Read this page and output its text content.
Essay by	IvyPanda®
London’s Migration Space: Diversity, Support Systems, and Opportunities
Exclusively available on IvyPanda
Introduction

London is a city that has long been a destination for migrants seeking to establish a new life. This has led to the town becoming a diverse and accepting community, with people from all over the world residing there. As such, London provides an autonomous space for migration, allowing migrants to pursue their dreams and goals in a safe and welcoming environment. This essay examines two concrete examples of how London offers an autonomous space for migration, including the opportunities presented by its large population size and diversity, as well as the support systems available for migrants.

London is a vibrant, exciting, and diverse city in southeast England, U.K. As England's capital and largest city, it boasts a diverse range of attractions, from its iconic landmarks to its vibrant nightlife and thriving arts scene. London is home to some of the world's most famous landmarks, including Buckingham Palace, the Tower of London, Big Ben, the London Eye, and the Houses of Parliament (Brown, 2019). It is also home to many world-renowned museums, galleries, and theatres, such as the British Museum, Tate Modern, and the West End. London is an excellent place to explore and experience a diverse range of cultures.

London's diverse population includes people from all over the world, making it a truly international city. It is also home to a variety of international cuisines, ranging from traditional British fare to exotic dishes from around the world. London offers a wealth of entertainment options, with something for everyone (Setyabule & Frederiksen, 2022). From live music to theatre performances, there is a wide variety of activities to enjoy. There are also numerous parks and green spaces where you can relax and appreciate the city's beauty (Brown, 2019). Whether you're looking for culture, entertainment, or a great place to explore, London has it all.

__Set problem__
Review the preceding data and report every line that includes the string "over".

__Exercise response__
London is a city that has long been a destination for migrants seeking to establish a new life. This has led to the town becoming a diverse and accepting community, with people from all over the world residing there. As such, London provides an autonomous space for migration, allowing migrants to pursue their dreams and goals in a safe and welcoming environment. This essay examines two concrete examples of how London offers an autonomous space for migration, including the opportunities presented by its large population size and diversity, as well as the support systems available for migrants.
London's diverse population includes people from all over the world, making it a truly international city. It is also home to a variety of international cuisines, ranging from traditional British fare to exotic dishes from around the world. London offers a wealth of entertainment options, with something for everyone (Setyabule & Frederiksen, 2022). From live music to theatre performances, there is a wide variety of activities to enjoy. There are also numerous parks and green spaces where you can relax and appreciate the city's beauty (Brown, 2019). Whether you're looking for culture, entertainment, or a great place to explore, London has it all.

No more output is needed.